Task →
Each record below should be written out again exactly.

The data →
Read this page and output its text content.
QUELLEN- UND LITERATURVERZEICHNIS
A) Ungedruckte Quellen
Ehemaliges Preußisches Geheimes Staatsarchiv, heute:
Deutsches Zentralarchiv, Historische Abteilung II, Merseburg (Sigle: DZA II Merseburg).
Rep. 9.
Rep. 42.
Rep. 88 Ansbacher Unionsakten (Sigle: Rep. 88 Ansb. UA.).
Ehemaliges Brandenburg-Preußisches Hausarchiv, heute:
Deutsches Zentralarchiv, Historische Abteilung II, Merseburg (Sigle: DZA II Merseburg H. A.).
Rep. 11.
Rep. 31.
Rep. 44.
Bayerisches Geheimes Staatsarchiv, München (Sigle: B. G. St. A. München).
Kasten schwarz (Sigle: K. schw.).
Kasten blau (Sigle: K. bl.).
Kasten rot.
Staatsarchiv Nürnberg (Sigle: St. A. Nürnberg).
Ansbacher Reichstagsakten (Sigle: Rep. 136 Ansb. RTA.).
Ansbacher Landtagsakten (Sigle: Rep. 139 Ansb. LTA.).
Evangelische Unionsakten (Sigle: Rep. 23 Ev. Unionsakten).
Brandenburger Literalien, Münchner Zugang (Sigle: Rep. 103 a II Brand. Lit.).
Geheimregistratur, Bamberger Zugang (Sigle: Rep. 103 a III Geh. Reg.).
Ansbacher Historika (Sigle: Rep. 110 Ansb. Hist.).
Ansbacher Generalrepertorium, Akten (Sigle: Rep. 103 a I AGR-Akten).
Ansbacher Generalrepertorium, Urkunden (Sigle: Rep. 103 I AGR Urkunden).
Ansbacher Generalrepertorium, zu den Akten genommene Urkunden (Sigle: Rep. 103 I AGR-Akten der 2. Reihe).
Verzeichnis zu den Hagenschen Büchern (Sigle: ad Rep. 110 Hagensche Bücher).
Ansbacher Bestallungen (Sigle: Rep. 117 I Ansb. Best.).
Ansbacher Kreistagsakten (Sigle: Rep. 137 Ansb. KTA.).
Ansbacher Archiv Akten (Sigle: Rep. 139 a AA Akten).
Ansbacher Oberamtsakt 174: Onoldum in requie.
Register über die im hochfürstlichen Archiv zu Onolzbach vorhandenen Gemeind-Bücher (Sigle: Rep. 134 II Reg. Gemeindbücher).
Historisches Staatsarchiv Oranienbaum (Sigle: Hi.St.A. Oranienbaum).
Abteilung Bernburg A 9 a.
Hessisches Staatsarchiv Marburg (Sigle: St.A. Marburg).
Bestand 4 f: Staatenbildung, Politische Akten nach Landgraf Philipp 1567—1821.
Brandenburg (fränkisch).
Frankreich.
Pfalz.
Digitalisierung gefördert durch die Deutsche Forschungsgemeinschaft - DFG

Exercise response →
Read this page and output its text content.
QUELLEN- UND LITERATURVERZEICHNIS
A) Ungedruckte Quellen
Ehemaliges Preußisches Geheimes Staatsarchiv, heute:
Deutsches Zentralarchiv, Historische Abteilung II, Merseburg (Sigle: DZA II Merseburg).
Rep. 9.
Rep. 42.
Rep. 88 Ansbacher Unionsakten (Sigle: Rep. 88 Ansb. UA.).
Ehemaliges Brandenburg-Preußisches Hausarchiv, heute:
Deutsches Zentralarchiv, Historische Abteilung II, Merseburg (Sigle: DZA II Merseburg H. A.).
Rep. 11.
Rep. 31.
Rep. 44.
Bayerisches Geheimes Staatsarchiv, München (Sigle: B. G. St. A. München).
Kasten schwarz (Sigle: K. schw.).
Kasten blau (Sigle: K. bl.).
Kasten rot.
Staatsarchiv Nürnberg (Sigle: St. A. Nürnberg).
Ansbacher Reichstagsakten (Sigle: Rep. 136 Ansb. RTA.).
Ansbacher Landtagsakten (Sigle: Rep. 139 Ansb. LTA.).
Evangelische Unionsakten (Sigle: Rep. 23 Ev. Unionsakten).
Brandenburger Literalien, Münchner Zugang (Sigle: Rep. 103 a II Brand. Lit.).
Geheimregistratur, Bamberger Zugang (Sigle: Rep. 103 a III Geh. Reg.).
Ansbacher Historika (Sigle: Rep. 110 Ansb. Hist.).
Ansbacher Generalrepertorium, Akten (Sigle: Rep. 103 a I AGR-Akten).
Ansbacher Generalrepertorium, Urkunden (Sigle: Rep. 103 I AGR Urkunden).
Ansbacher Generalrepertorium, zu den Akten genommene Urkunden (Sigle: Rep. 103 I AGR-Akten der 2. Reihe).
Verzeichnis zu den Hagenschen Büchern (Sigle: ad Rep. 110 Hagensche Bücher).
Ansbacher Bestallungen (Sigle: Rep. 117 I Ansb. Best.).
Ansbacher Kreistagsakten (Sigle: Rep. 137 Ansb. KTA.).
Ansbacher Archiv Akten (Sigle: Rep. 139 a AA Akten).
Ansbacher Oberamtsakt 174: Onoldum in requie.
Register über die im hochfürstlichen Archiv zu Onolzbach vorhandenen Gemeind-Bücher (Sigle: Rep. 134 II Reg. Gemeindbücher).
Historisches Staatsarchiv Oranienbaum (Sigle: Hi.St.A. Oranienbaum).
Abteilung Bernburg A 9 a.
Hessisches Staatsarchiv Marburg (Sigle: St.A. Marburg).
Bestand 4 f: Staatenbildung, Politische Akten nach Landgraf Philipp 1567—1821.
Brandenburg (fränkisch).
Frankreich.
Pfalz.
Digitalisierung gefördert durch die Deutsche Forschungsgemeinschaft - DFG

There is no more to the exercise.